→ ARBEITSAUFTRAG: Kannst du den Text über die Musikrichtung Jungle nach seinem letzten Satz weiterschreiben?

→ SEITENAUSZUG:
::::::
In der darauf folgenden Zeit setzte sich, zur internen Abgrenzung vom kommerziellen Ausverkauf des Hardcore, in der Szene die Genrebezeichung "Jungle" für die Musik mit dem asynchronen Beat immer mehr durch, man versuchte, sich wieder von der Öffentlichkeit und den Charts in den Underground zurückzuziehen.

Über die Herkunft des Begriffes ist man sich uneinig: einerseits wird behauptet, dass einer der ersten Clubs in London, in dem man den Sound hören konnte, "Jungle" hieß, andererseits stammen die meisten Breakbeats von den Breaks auf James Brown Platten ab und daher könnte die Genrebezeichnung auch mit der James Brown Compilation "Into the Jungle Groove" zu tun haben.

Jungle lässt sich als beschleunigte Breakbeats mit einer langsameren Bassline beschreiben. Die Geschwindigkeit der Drums liegt zwischen 140-170 bpm, während die Bassline und der Gesang oft nur das halbe Tempo haben, wodurch bewusst eine gewisses Chaos geschaffen wird. Jungle besteht aus einem 4/4-Takt, wobei der eigentliche Breakbeat, also der Beat, der synkopiert bzw. unregelmäßig ist, auf der 3 zu finden ist. Die dazugehörige Bassline ist weich fließend oder energetisch pumpend und stammt von Dub/Reggae ab.
::::::
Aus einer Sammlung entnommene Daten
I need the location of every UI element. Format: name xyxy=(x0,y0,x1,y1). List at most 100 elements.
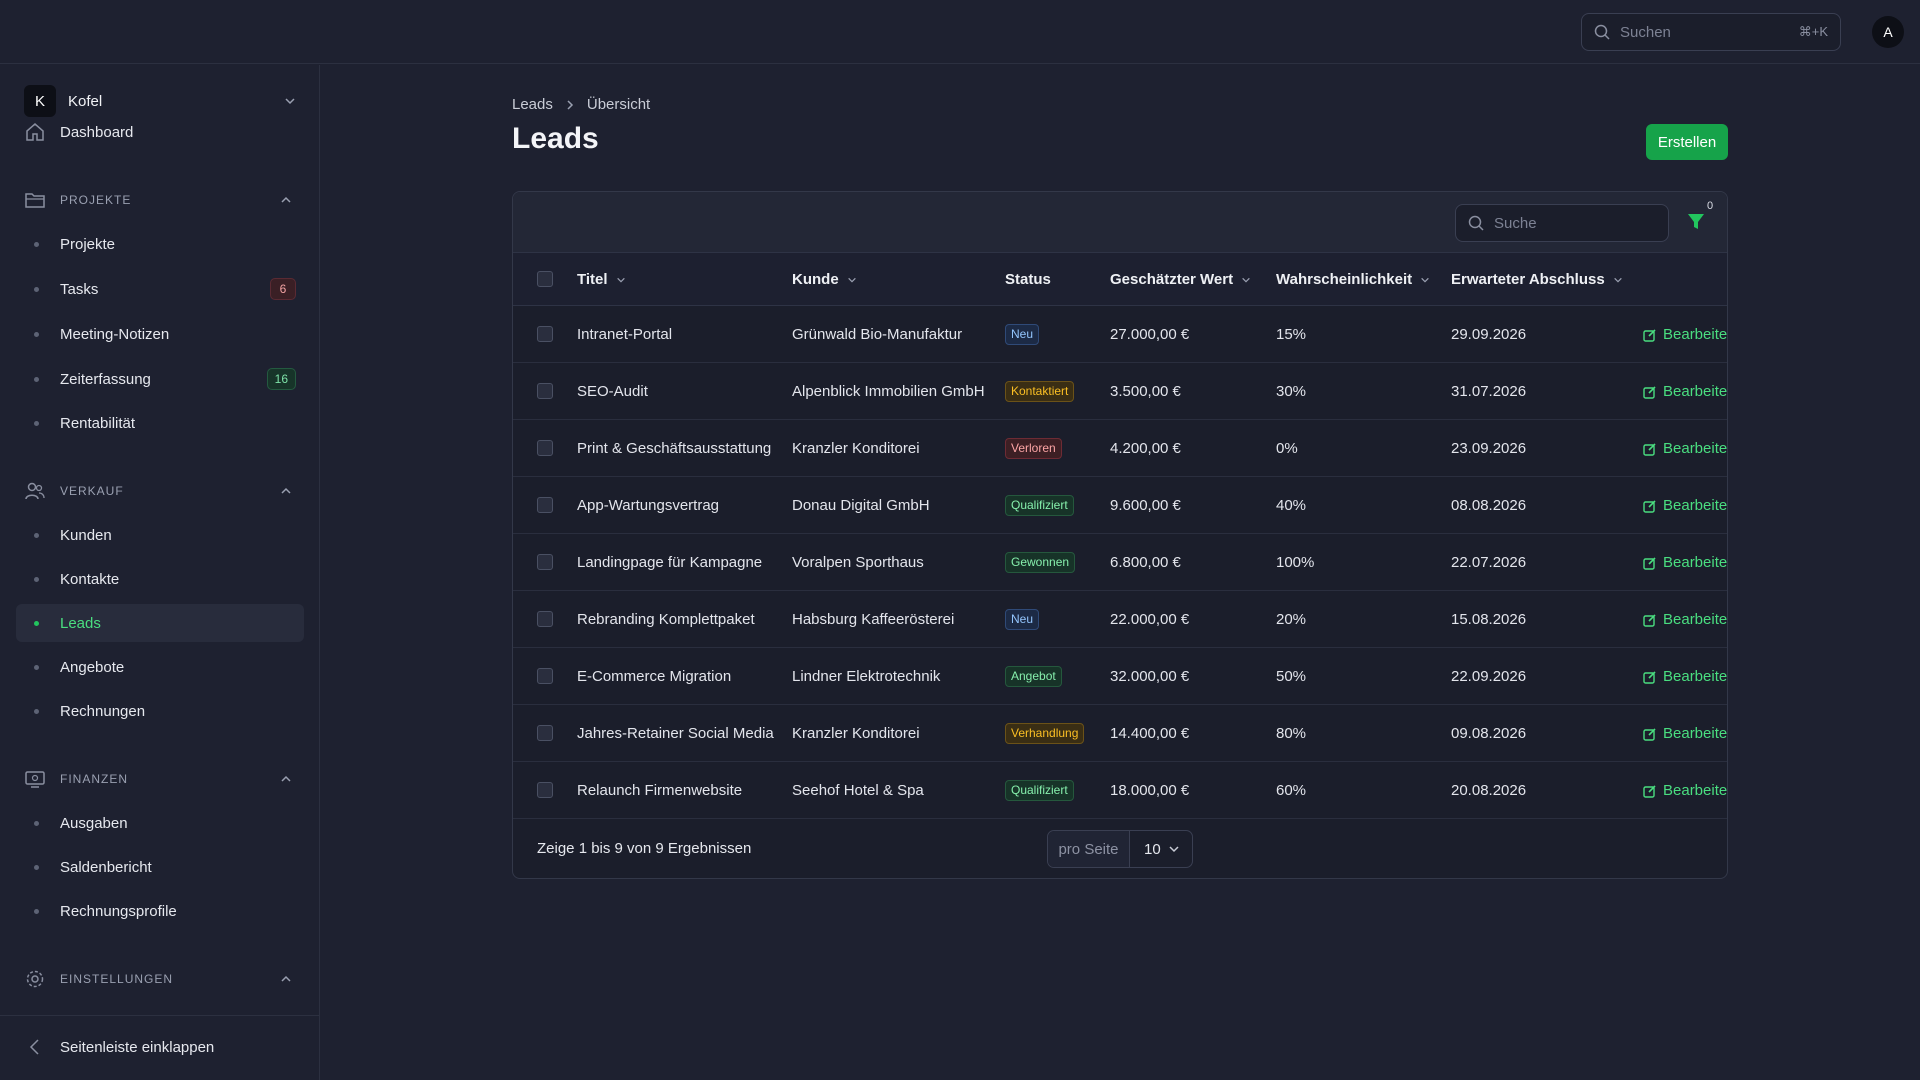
row-checkbox[interactable] xyxy=(537,383,553,399)
row-checkbox[interactable] xyxy=(537,611,553,627)
column-header-kunde[interactable]: Kunde xyxy=(792,253,857,306)
table-row[interactable]: Intranet-Portal Grünwald Bio-Manufaktur Ne… xyxy=(513,306,1728,363)
table-row[interactable]: E-Commerce Migration Lindner Elektrotechn… xyxy=(513,648,1727,705)
edit-label: Bearbeiten xyxy=(1663,440,1728,457)
sidebar-item-ausgaben[interactable]: Ausgaben xyxy=(16,804,304,842)
sidebar-item-dashboard[interactable]: Dashboard xyxy=(16,113,304,151)
edit-button[interactable]: Bearbeiten xyxy=(1643,705,1727,762)
select-all-checkbox[interactable] xyxy=(537,271,553,287)
table-row[interactable]: Jahres-Retainer Social Media Kranzler Kon… xyxy=(513,705,1727,762)
cell-customer: Habsburg Kaffeerösterei xyxy=(792,611,955,628)
breadcrumb-leads[interactable]: Leads xyxy=(512,96,553,113)
workspace-switcher[interactable]: K Kofel xyxy=(24,85,296,117)
edit-button[interactable]: Bearbeiten xyxy=(1643,306,1728,363)
status-badge: Qualifiziert xyxy=(1005,780,1074,801)
table-footer: Zeige 1 bis 9 von 9 Ergebnissen pro Seit… xyxy=(513,819,1727,878)
row-checkbox[interactable] xyxy=(537,725,553,741)
cell-close-date: 29.09.2026 xyxy=(1451,326,1527,343)
section-finanzen[interactable]: FINANZEN xyxy=(16,760,304,798)
cell-title: Intranet-Portal xyxy=(577,326,673,343)
cell-title: E-Commerce Migration xyxy=(577,668,732,685)
row-checkbox[interactable] xyxy=(537,782,553,798)
table-row[interactable]: App-Wartungsvertrag Donau Digital GmbH Qua… xyxy=(513,477,1727,534)
sidebar-item-label: Projekte xyxy=(60,235,116,253)
sidebar-item-rechnungsprofile[interactable]: Rechnungsprofile xyxy=(16,892,304,930)
create-button[interactable]: Erstellen xyxy=(1646,124,1728,160)
column-header-wert[interactable]: Geschätzter Wert xyxy=(1110,253,1251,306)
per-page-value: 10 xyxy=(1144,840,1161,858)
cell-close-date: 09.08.2026 xyxy=(1451,725,1527,742)
section-einstellungen[interactable]: EINSTELLUNGEN xyxy=(16,960,304,998)
global-search-placeholder: Suchen xyxy=(1620,23,1671,41)
column-header-wahrscheinlichkeit[interactable]: Wahrscheinlichkeit xyxy=(1276,253,1430,306)
sidebar-item-label: Saldenbericht xyxy=(60,858,152,876)
table-row[interactable]: Relaunch Firmenwebsite Seehof Hotel & Spa… xyxy=(513,762,1728,819)
sidebar-item-kontakte[interactable]: Kontakte xyxy=(16,560,304,598)
column-header-titel[interactable]: Titel xyxy=(577,253,626,306)
bullet-dot xyxy=(34,532,39,538)
row-checkbox[interactable] xyxy=(537,554,553,570)
sidebar-item-meeting-notizen[interactable]: Meeting-Notizen xyxy=(16,315,304,353)
table-search-input[interactable]: Suche xyxy=(1455,204,1669,242)
bullet-dot xyxy=(34,664,39,670)
monitor-icon xyxy=(25,771,45,788)
column-label: Status xyxy=(1005,271,1051,288)
edit-label: Bearbeiten xyxy=(1663,782,1728,799)
row-checkbox[interactable] xyxy=(537,440,553,456)
edit-button[interactable]: Bearbeiten xyxy=(1643,534,1727,591)
row-checkbox[interactable] xyxy=(537,326,553,342)
edit-button[interactable]: Bearbeiten xyxy=(1643,420,1728,477)
sidebar-item-projekte[interactable]: Projekte xyxy=(16,225,304,263)
edit-button[interactable]: Bearbeiten xyxy=(1643,762,1728,819)
edit-button[interactable]: Bearbeiten xyxy=(1643,477,1727,534)
table-row[interactable]: Print & Geschäftsausstattung Kranzler Kon… xyxy=(513,420,1728,477)
table-row[interactable]: Landingpage für Kampagne Voralpen Sportha… xyxy=(513,534,1727,591)
sidebar-item-label: Rechnungen xyxy=(60,702,146,720)
edit-button[interactable]: Bearbeiten xyxy=(1643,363,1728,420)
section-verkauf[interactable]: VERKAUF xyxy=(16,472,304,510)
column-header-abschluss[interactable]: Erwarteter Abschluss xyxy=(1451,253,1623,306)
edit-label: Bearbeiten xyxy=(1663,383,1728,400)
edit-icon xyxy=(1643,556,1656,570)
row-checkbox[interactable] xyxy=(537,668,553,684)
user-avatar[interactable]: A xyxy=(1872,16,1904,48)
workspace-name: Kofel xyxy=(68,92,103,110)
top-bar: Suchen ⌘+K A xyxy=(0,0,1920,64)
cell-title: Rebranding Komplettpaket xyxy=(577,611,755,628)
row-checkbox[interactable] xyxy=(537,497,553,513)
cell-title: Landingpage für Kampagne xyxy=(577,554,763,571)
edit-button[interactable]: Bearbeiten xyxy=(1643,591,1728,648)
edit-icon xyxy=(1643,670,1656,684)
cell-value: 32.000,00 € xyxy=(1110,668,1190,685)
chevron-down-icon xyxy=(1169,846,1179,853)
sidebar-item-kunden[interactable]: Kunden xyxy=(16,516,304,554)
table-row[interactable]: SEO-Audit Alpenblick Immobilien GmbH Konta… xyxy=(513,363,1728,420)
sidebar-item-angebote[interactable]: Angebote xyxy=(16,648,304,686)
sidebar-item-rentabilitaet[interactable]: Rentabilität xyxy=(16,404,304,442)
gear-icon xyxy=(26,970,44,988)
edit-label: Bearbeiten xyxy=(1663,326,1728,343)
cell-close-date: 08.08.2026 xyxy=(1451,497,1527,514)
sidebar-item-tasks[interactable]: Tasks 6 xyxy=(16,270,304,308)
per-page-select[interactable]: pro Seite 10 xyxy=(1047,830,1193,868)
table-row[interactable]: Rebranding Komplettpaket Habsburg Kaffeer… xyxy=(513,591,1728,648)
cell-probability: 40% xyxy=(1276,497,1307,514)
sidebar-item-saldenbericht[interactable]: Saldenbericht xyxy=(16,848,304,886)
section-projekte[interactable]: PROJEKTE xyxy=(16,181,304,219)
sidebar-item-zeiterfassung[interactable]: Zeiterfassung 16 xyxy=(16,360,304,398)
edit-icon xyxy=(1643,385,1656,399)
sidebar-item-rechnungen[interactable]: Rechnungen xyxy=(16,692,304,730)
edit-label: Bearbeiten xyxy=(1663,611,1728,628)
cell-customer: Voralpen Sporthaus xyxy=(792,554,924,571)
global-search-input[interactable]: Suchen ⌘+K xyxy=(1581,13,1841,51)
column-label: Titel xyxy=(577,271,608,288)
sidebar-item-leads[interactable]: Leads xyxy=(16,604,304,642)
edit-button[interactable]: Bearbeiten xyxy=(1643,648,1727,705)
column-label: Kunde xyxy=(792,271,839,288)
bullet-dot xyxy=(34,376,39,382)
filter-icon[interactable] xyxy=(1685,210,1707,232)
collapse-sidebar-button[interactable]: Seitenleiste einklappen xyxy=(16,1028,304,1066)
column-header-status: Status xyxy=(1005,253,1051,306)
sidebar-item-label: Rechnungsprofile xyxy=(60,902,177,920)
cell-probability: 60% xyxy=(1276,782,1307,799)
::::::
→ DAS ERGEBNIS:
Der hauptsächliche Unterschied zu seinem Vorgänger Hardcore besteht darin, dass dieser sich noch mehr an der Regelmäßigkeit des 4/4-Taktes festhält, während Jungle den oben beschriebenen geloopten asynchronen Rhythmus besitzt. Jungle schlug diese Richtung später noch weiter ein, Hardcore jedoch richtete sich immer mehr auf progressiven Rhythmus aus.

Die Hochzeit des Jungle war 1994, die Hauptquelle der Szene für neue Jungle-Tracks waren illegale Radiosender, allen voran Kool FM. Zentrum der gesamten Bewegung war nach wie vor London.

Eine weitere britische Stadt, in der auch wichtige Entwicklungen im Breakbeat-Bereich von statten gingen, war Bristol, hatte man doch dort das Bedürfnis, etwas anderes als den immer schneller und abstrakter werdenden Jungle zu machen, sich wieder eher auf die Ursprünge zu besinnen und mehr an das Tempo und die Struktur von Kool DJ Herc zu halten. Triphop entstand, eine Mischung aus groove-lastigem Acid Jazz, von Frauen fast stimmlos gehauchten oder von Männern sanft gerappten Vocals, ambientalem Charakter, langsamem Tempo von weniger als 120 BpM und trippigen Sounds.

Triphop bietet das, was bei Techno durch das Subgenre Intelligent Techno verkörpert wird: während Jungle zum Feiern und Tanzen gedacht ist, lässt sich zu Triphop besser Chillen und Ausruhen. Bekannteste Interpreten von Triphop sind, zusammen auch "Bristol Sound Holy Trinity" genannt, Portishead, Tricky und Massive Attack, wobei Letztere oftmals als eigentliche Initiatoren des Sounds schon 1991 betrachtet werden.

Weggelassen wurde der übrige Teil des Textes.